Exercise description:
Reproduce all records exactly.

****

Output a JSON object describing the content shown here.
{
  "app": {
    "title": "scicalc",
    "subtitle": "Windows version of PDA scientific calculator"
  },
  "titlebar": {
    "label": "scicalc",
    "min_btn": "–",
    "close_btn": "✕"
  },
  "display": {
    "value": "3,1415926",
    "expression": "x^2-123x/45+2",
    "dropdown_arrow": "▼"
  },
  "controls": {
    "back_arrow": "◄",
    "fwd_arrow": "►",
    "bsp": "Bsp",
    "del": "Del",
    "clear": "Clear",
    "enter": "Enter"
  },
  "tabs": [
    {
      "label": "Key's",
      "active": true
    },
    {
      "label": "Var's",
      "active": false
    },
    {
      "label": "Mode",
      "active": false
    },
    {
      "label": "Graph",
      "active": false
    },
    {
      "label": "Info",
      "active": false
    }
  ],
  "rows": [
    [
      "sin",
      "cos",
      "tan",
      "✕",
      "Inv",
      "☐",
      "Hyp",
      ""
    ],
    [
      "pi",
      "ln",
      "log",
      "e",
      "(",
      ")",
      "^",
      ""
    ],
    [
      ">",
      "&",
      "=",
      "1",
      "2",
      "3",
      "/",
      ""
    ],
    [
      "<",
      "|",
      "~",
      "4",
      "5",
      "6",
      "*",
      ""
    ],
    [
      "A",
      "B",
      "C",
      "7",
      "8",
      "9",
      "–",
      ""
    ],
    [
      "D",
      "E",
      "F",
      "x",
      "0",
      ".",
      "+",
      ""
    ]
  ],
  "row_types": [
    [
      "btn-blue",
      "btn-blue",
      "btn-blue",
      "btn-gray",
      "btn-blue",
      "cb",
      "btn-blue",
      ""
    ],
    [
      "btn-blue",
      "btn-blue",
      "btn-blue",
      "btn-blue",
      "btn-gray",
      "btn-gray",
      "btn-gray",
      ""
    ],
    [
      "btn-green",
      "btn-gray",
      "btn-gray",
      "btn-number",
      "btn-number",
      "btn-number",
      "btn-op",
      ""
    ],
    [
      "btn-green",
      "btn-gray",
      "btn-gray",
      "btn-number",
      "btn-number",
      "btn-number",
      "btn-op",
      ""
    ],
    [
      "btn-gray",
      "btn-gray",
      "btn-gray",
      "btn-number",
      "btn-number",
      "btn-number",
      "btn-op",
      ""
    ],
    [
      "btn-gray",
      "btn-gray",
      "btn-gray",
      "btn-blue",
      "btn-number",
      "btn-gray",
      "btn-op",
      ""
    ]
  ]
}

****

Exercise output:
Output a JSON object describing the content shown here.
{
  "app": {
    "title": "scicalc",
    "subtitle": "Windows version of PDA scientific calculator"
  },
  "titlebar": {
    "label": "scicalc",
    "min_btn": "–",
    "close_btn": "✕"
  },
  "display": {
    "value": "3,1415926",
    "expression": "x^2-123x/45+2",
    "dropdown_arrow": "▼"
  },
  "controls": {
    "back_arrow": "◄",
    "fwd_arrow": "►",
    "bsp": "Bsp",
    "del": "Del",
    "clear": "Clear",
    "enter": "Enter"
  },
  "tabs": [
    {
      "label": "Key's",
      "active": true
    },
    {
      "label": "Var's",
      "active": false
    },
    {
      "label": "Mode",
      "active": false
    },
    {
      "label": "Graph",
      "active": false
    },
    {
      "label": "Info",
      "active": false
    }
  ],
  "rows": [
    [
      "sin",
      "cos",
      "tan",
      "✕",
      "Inv",
      "☐",
      "Hyp",
      ""
    ],
    [
      "pi",
      "ln",
      "log",
      "e",
      "(",
      ")",
      "^",
      ""
    ],
    [
      ">",
      "&",
      "=",
      "1",
      "2",
      "3",
      "/",
      ""
    ],
    [
      "<",
      "|",
      "~",
      "4",
      "5",
      "6",
      "*",
      ""
    ],
    [
      "A",
      "B",
      "C",
      "7",
      "8",
      "9",
      "–",
      ""
    ],
    [
      "D",
      "E",
      "F",
      "x",
      "0",
      ".",
      "+",
      ""
    ]
  ],
  "row_types": [
    [
      "btn-blue",
      "btn-blue",
      "btn-blue",
      "btn-gray",
      "btn-blue",
      "cb",
      "btn-blue",
      ""
    ],
    [
      "btn-blue",
      "btn-blue",
      "btn-blue",
      "btn-blue",
      "btn-gray",
      "btn-gray",
      "btn-gray",
      ""
    ],
    [
      "btn-green",
      "btn-gray",
      "btn-gray",
      "btn-number",
      "btn-number",
      "btn-number",
      "btn-op",
      ""
    ],
    [
      "btn-green",
      "btn-gray",
      "btn-gray",
      "btn-number",
      "btn-number",
      "btn-number",
      "btn-op",
      ""
    ],
    [
      "btn-gray",
      "btn-gray",
      "btn-gray",
      "btn-number",
      "btn-number",
      "btn-number",
      "btn-op",
      ""
    ],
    [
      "btn-gray",
      "btn-gray",
      "btn-gray",
      "btn-blue",
      "btn-number",
      "btn-gray",
      "btn-op",
      ""
    ]
  ]
}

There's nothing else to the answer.